- Work to be completed: All of the material below is to be repeated exactly.
--- Exercise input ---
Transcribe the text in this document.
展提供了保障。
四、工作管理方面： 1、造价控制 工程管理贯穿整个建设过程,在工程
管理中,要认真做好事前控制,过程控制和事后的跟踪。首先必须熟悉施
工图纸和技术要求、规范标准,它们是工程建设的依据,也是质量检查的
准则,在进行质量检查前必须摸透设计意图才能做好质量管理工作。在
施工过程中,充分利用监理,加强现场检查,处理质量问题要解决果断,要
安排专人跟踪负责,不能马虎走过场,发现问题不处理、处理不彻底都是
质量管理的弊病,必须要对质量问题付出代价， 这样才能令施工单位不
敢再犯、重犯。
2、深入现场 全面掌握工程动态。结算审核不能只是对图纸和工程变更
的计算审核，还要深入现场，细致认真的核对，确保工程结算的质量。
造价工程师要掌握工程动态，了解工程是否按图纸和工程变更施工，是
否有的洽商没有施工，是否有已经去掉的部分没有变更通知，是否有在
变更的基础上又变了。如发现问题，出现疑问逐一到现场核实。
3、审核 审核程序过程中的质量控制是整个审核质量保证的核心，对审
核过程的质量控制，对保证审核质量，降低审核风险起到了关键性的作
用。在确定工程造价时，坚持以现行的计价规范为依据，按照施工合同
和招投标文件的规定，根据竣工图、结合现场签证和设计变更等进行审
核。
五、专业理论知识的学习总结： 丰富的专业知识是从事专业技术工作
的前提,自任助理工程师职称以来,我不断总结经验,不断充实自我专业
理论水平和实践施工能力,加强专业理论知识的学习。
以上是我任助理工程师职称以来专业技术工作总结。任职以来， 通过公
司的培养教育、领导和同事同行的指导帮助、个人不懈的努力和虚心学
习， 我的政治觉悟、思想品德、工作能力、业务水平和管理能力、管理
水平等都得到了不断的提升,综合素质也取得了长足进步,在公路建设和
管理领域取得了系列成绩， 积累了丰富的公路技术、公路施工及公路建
---
- Reply to the task:
Transcribe the text in this document.
展提供了保障。
四、工作管理方面： 1、造价控制 工程管理贯穿整个建设过程,在工程
管理中,要认真做好事前控制,过程控制和事后的跟踪。首先必须熟悉施
工图纸和技术要求、规范标准,它们是工程建设的依据,也是质量检查的
准则,在进行质量检查前必须摸透设计意图才能做好质量管理工作。在
施工过程中,充分利用监理,加强现场检查,处理质量问题要解决果断,要
安排专人跟踪负责,不能马虎走过场,发现问题不处理、处理不彻底都是
质量管理的弊病,必须要对质量问题付出代价， 这样才能令施工单位不
敢再犯、重犯。
2、深入现场 全面掌握工程动态。结算审核不能只是对图纸和工程变更
的计算审核，还要深入现场，细致认真的核对，确保工程结算的质量。
造价工程师要掌握工程动态，了解工程是否按图纸和工程变更施工，是
否有的洽商没有施工，是否有已经去掉的部分没有变更通知，是否有在
变更的基础上又变了。如发现问题，出现疑问逐一到现场核实。
3、审核 审核程序过程中的质量控制是整个审核质量保证的核心，对审
核过程的质量控制，对保证审核质量，降低审核风险起到了关键性的作
用。在确定工程造价时，坚持以现行的计价规范为依据，按照施工合同
和招投标文件的规定，根据竣工图、结合现场签证和设计变更等进行审
核。
五、专业理论知识的学习总结： 丰富的专业知识是从事专业技术工作
的前提,自任助理工程师职称以来,我不断总结经验,不断充实自我专业
理论水平和实践施工能力,加强专业理论知识的学习。
以上是我任助理工程师职称以来专业技术工作总结。任职以来， 通过公
司的培养教育、领导和同事同行的指导帮助、个人不懈的努力和虚心学
习， 我的政治觉悟、思想品德、工作能力、业务水平和管理能力、管理
水平等都得到了不断的提升,综合素质也取得了长足进步,在公路建设和
管理领域取得了系列成绩， 积累了丰富的公路技术、公路施工及公路建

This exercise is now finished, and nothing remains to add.